* [Problem statement] Whatever pictures appear, omit them, and repeat the data below exactly.

[Dataset entries]
--------------------------------------------------
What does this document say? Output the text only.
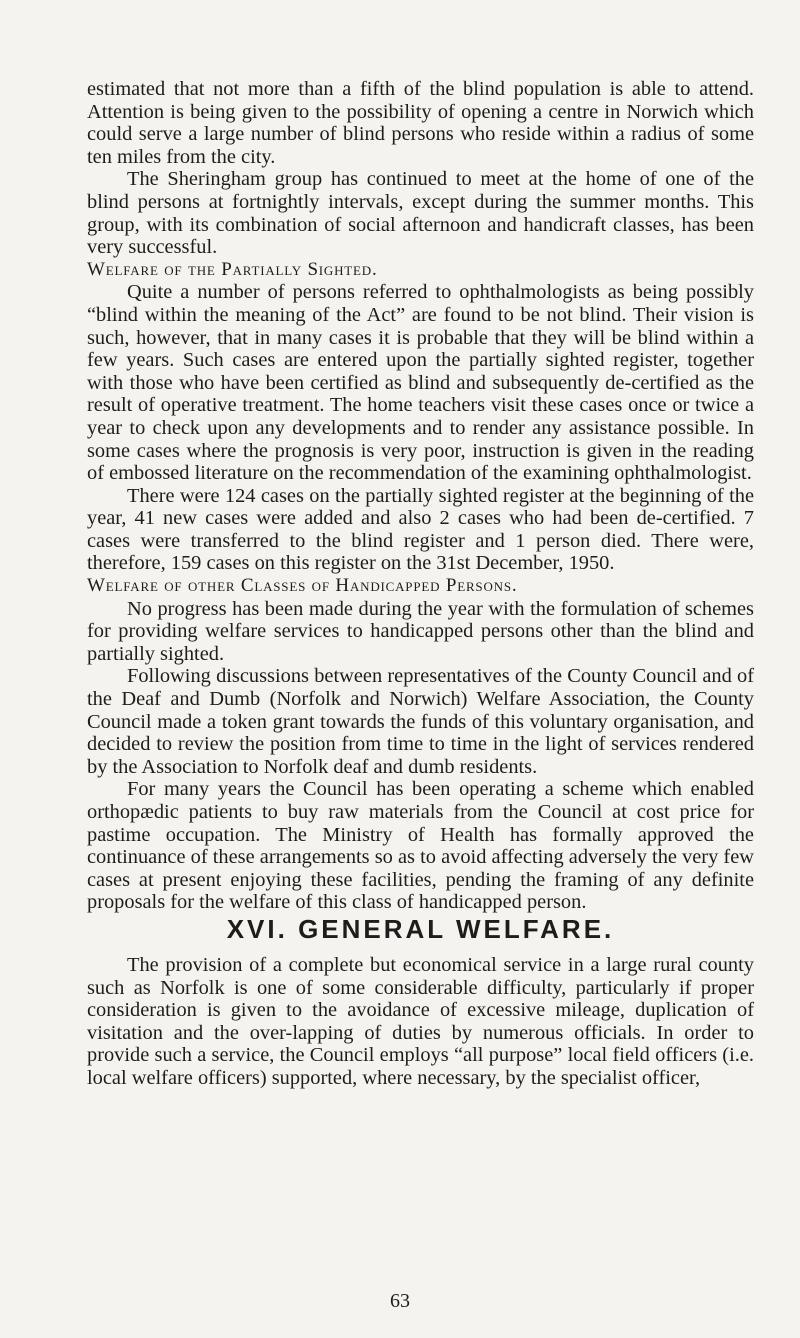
estimated that not more than a fifth of the blind population is able to attend. Attention is being given to the possibility of opening a centre in Norwich which could serve a large number of blind persons who reside within a radius of some ten miles from the city.

The Sheringham group has continued to meet at the home of one of the blind persons at fortnightly intervals, except during the summer months. This group, with its combination of social afternoon and handicraft classes, has been very successful.

Welfare of the Partially Sighted.

Quite a number of persons referred to ophthalmologists as being possibly “blind within the meaning of the Act” are found to be not blind. Their vision is such, however, that in many cases it is probable that they will be blind within a few years. Such cases are entered upon the partially sighted register, together with those who have been certified as blind and subsequently de-certified as the result of operative treatment. The home teachers visit these cases once or twice a year to check upon any developments and to render any assistance possible. In some cases where the prognosis is very poor, instruction is given in the reading of embossed literature on the recommendation of the examining ophthalmologist.

There were 124 cases on the partially sighted register at the beginning of the year, 41 new cases were added and also 2 cases who had been de-certified. 7 cases were transferred to the blind register and 1 person died. There were, therefore, 159 cases on this register on the 31st December, 1950.

Welfare of other Classes of Handicapped Persons.

No progress has been made during the year with the formulation of schemes for providing welfare services to handicapped persons other than the blind and partially sighted.

Following discussions between representatives of the County Council and of the Deaf and Dumb (Norfolk and Norwich) Welfare Association, the County Council made a token grant towards the funds of this voluntary organisation, and decided to review the position from time to time in the light of services rendered by the Association to Norfolk deaf and dumb residents.

For many years the Council has been operating a scheme which enabled orthopædic patients to buy raw materials from the Council at cost price for pastime occupation. The Ministry of Health has formally approved the continuance of these arrangements so as to avoid affecting adversely the very few cases at present enjoying these facilities, pending the framing of any definite proposals for the welfare of this class of handicapped person.

XVI. GENERAL WELFARE.

The provision of a complete but economical service in a large rural county such as Norfolk is one of some considerable difficulty, particularly if proper consideration is given to the avoidance of excessive mileage, duplication of visitation and the over-lapping of duties by numerous officials. In order to provide such a service, the Council employs “all purpose” local field officers (i.e. local welfare officers) supported, where necessary, by the specialist officer,

63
--------------------------------------------------
* [The completed task]
What does this document say? Output the text only.
estimated that not more than a fifth of the blind population is able to attend. Attention is being given to the possibility of opening a centre in Norwich which could serve a large number of blind persons who reside within a radius of some ten miles from the city.

The Sheringham group has continued to meet at the home of one of the blind persons at fortnightly intervals, except during the summer months. This group, with its combination of social afternoon and handicraft classes, has been very successful.

Welfare of the Partially Sighted.

Quite a number of persons referred to ophthalmologists as being possibly “blind within the meaning of the Act” are found to be not blind. Their vision is such, however, that in many cases it is probable that they will be blind within a few years. Such cases are entered upon the partially sighted register, together with those who have been certified as blind and subsequently de-certified as the result of operative treatment. The home teachers visit these cases once or twice a year to check upon any developments and to render any assistance possible. In some cases where the prognosis is very poor, instruction is given in the reading of embossed literature on the recommendation of the examining ophthalmologist.

There were 124 cases on the partially sighted register at the beginning of the year, 41 new cases were added and also 2 cases who had been de-certified. 7 cases were transferred to the blind register and 1 person died. There were, therefore, 159 cases on this register on the 31st December, 1950.

Welfare of other Classes of Handicapped Persons.

No progress has been made during the year with the formulation of schemes for providing welfare services to handicapped persons other than the blind and partially sighted.

Following discussions between representatives of the County Council and of the Deaf and Dumb (Norfolk and Norwich) Welfare Association, the County Council made a token grant towards the funds of this voluntary organisation, and decided to review the position from time to time in the light of services rendered by the Association to Norfolk deaf and dumb residents.

For many years the Council has been operating a scheme which enabled orthopædic patients to buy raw materials from the Council at cost price for pastime occupation. The Ministry of Health has formally approved the continuance of these arrangements so as to avoid affecting adversely the very few cases at present enjoying these facilities, pending the framing of any definite proposals for the welfare of this class of handicapped person.

XVI. GENERAL WELFARE.

The provision of a complete but economical service in a large rural county such as Norfolk is one of some considerable difficulty, particularly if proper consideration is given to the avoidance of excessive mileage, duplication of visitation and the over-lapping of duties by numerous officials. In order to provide such a service, the Council employs “all purpose” local field officers (i.e. local welfare officers) supported, where necessary, by the specialist officer,

63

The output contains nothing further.